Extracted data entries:
"""
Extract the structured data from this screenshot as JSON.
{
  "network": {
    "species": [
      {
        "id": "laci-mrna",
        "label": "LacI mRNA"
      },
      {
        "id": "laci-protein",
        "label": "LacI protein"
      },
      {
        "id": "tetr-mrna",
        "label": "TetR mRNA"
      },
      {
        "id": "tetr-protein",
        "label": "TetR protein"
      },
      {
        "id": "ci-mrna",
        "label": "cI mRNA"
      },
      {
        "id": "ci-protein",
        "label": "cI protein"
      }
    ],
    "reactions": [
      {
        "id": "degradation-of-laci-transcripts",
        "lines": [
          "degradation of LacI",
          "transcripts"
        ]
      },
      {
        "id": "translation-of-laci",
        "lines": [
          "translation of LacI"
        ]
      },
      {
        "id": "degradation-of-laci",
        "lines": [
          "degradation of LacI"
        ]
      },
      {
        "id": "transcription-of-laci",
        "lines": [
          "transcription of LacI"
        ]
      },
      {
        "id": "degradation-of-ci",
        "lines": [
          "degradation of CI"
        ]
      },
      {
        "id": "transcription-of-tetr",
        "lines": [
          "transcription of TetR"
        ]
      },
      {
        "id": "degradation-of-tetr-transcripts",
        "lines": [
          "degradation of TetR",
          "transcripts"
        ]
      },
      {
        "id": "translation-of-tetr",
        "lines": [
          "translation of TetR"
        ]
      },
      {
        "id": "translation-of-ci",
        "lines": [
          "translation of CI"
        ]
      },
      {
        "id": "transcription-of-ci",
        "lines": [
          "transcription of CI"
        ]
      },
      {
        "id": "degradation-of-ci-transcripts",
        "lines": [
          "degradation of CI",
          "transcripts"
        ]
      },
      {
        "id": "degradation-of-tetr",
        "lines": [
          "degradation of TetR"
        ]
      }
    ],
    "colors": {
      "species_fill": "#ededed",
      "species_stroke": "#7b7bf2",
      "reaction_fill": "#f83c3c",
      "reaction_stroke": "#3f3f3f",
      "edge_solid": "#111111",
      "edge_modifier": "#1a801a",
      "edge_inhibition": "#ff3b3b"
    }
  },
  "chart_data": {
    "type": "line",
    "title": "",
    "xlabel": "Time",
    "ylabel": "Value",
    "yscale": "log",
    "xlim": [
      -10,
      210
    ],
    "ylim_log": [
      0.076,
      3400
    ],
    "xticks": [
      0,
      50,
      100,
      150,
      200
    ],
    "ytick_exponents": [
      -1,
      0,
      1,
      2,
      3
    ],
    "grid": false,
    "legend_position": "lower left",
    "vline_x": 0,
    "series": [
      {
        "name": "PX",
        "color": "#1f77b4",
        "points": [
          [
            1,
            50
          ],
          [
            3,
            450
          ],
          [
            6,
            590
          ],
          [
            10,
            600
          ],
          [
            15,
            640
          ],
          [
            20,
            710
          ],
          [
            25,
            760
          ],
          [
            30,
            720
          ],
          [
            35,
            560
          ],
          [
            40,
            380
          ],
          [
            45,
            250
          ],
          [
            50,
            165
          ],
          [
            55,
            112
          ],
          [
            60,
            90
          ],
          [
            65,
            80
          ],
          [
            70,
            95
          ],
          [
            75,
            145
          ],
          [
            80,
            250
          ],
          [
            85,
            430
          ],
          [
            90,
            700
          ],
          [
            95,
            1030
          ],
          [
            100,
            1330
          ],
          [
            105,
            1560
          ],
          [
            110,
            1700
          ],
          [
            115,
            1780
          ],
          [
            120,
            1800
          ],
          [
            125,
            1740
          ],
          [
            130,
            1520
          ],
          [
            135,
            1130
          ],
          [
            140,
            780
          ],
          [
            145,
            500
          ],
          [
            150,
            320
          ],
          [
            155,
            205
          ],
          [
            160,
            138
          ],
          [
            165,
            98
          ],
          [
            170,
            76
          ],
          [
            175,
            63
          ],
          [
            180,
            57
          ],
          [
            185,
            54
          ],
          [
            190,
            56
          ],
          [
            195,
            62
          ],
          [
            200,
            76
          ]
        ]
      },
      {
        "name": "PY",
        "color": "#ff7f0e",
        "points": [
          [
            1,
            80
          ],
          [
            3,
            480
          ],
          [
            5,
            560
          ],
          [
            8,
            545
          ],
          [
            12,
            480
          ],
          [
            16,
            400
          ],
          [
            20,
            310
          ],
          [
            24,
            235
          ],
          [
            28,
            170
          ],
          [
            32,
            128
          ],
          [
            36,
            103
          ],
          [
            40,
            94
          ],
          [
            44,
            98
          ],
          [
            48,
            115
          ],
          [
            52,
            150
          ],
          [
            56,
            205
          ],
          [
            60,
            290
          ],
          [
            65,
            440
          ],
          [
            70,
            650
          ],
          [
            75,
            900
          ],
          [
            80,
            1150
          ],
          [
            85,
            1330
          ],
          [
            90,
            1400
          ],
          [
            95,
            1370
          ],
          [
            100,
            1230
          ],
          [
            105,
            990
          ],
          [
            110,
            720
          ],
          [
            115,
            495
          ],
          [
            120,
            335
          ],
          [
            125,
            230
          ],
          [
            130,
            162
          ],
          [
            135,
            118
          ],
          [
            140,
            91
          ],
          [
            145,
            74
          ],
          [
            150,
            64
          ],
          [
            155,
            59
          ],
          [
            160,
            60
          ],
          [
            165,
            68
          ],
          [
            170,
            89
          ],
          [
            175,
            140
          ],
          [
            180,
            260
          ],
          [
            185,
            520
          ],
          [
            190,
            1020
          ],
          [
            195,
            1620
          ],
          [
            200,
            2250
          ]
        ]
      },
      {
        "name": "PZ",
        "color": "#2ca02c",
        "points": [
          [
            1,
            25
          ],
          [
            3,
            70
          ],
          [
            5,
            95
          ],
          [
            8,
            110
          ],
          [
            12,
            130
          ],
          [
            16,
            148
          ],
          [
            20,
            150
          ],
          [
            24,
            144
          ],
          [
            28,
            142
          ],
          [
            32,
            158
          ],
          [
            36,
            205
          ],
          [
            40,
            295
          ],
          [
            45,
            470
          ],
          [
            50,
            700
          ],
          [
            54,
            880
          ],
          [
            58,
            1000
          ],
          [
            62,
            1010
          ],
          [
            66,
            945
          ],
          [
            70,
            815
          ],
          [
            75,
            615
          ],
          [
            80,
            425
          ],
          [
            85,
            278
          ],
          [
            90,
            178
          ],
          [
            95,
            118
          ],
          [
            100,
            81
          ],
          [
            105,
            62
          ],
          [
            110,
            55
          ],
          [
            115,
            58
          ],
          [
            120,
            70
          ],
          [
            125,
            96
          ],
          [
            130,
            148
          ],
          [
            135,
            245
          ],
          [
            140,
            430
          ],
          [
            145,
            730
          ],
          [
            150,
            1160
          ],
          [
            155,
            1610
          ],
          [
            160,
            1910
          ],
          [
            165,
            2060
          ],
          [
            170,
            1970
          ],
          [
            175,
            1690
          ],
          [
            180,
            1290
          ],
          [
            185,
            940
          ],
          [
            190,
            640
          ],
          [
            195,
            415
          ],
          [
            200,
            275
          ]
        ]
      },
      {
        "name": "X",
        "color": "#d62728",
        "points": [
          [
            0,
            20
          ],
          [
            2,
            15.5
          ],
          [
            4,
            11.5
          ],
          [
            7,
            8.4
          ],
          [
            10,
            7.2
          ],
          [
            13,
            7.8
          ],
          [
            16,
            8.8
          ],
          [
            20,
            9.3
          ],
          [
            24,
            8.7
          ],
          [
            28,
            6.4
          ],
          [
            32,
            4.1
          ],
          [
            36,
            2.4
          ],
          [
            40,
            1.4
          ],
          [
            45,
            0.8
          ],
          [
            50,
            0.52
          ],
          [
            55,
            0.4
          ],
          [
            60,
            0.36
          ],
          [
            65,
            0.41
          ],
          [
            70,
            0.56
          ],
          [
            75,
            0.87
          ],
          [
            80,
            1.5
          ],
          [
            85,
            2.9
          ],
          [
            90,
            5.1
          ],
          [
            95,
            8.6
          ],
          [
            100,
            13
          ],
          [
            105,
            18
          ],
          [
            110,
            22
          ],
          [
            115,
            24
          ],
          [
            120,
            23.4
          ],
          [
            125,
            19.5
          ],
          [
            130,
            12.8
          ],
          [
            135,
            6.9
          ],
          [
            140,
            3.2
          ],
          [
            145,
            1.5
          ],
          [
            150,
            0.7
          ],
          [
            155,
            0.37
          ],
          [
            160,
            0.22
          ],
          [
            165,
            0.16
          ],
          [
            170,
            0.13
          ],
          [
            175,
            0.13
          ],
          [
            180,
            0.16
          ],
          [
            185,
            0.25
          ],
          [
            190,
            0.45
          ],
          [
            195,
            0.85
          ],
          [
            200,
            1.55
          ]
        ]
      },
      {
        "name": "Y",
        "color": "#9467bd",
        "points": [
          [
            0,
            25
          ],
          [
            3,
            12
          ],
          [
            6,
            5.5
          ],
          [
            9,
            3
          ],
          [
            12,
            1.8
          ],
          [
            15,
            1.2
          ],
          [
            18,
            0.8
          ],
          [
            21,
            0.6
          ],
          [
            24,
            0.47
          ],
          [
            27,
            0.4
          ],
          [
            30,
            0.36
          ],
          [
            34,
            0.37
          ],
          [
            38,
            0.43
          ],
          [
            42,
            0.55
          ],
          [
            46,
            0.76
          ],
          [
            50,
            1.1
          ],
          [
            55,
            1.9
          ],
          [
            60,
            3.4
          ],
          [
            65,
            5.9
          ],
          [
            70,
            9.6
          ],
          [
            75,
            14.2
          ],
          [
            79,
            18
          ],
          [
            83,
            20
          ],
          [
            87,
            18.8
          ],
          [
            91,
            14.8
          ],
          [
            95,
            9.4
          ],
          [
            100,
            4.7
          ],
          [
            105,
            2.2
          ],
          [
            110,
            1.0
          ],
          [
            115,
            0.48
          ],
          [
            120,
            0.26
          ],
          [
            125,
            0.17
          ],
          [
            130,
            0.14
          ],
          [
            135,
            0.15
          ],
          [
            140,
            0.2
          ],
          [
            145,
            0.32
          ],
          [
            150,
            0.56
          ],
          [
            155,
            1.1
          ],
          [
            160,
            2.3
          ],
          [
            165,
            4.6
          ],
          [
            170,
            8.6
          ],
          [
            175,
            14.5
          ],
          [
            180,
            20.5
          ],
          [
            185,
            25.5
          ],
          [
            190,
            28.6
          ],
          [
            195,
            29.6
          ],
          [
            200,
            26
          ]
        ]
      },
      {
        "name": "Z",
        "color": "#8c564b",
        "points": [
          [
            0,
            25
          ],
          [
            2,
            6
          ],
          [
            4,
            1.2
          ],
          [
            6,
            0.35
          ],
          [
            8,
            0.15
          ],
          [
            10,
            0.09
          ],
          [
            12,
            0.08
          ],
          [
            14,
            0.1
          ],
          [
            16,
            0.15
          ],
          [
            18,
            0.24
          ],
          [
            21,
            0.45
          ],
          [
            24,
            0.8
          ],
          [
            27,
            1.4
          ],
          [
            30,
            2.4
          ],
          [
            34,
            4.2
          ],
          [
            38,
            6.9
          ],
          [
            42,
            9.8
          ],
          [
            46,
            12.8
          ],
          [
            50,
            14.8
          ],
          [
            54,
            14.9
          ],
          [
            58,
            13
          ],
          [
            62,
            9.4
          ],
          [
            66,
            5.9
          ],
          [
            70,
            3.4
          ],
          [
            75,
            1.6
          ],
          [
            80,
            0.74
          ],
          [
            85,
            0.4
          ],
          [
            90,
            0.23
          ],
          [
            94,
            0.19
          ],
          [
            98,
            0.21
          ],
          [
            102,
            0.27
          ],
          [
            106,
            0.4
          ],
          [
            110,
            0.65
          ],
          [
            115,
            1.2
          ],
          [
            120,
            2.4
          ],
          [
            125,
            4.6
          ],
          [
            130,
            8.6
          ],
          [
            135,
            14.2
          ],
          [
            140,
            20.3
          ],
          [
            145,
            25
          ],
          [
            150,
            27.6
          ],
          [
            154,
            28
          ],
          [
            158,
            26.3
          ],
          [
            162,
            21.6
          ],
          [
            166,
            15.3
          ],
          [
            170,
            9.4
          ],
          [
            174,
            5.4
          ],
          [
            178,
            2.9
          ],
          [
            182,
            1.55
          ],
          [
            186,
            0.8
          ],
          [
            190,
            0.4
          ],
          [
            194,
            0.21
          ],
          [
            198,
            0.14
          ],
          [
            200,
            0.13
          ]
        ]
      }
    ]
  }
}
"""
Directions for this task:
Among the records above, find the lines that contain "name" and copy every one.

Output of the task:
        "name": "PX",
        "name": "PY",
        "name": "PZ",
        "name": "X",
        "name": "Y",
        "name": "Z",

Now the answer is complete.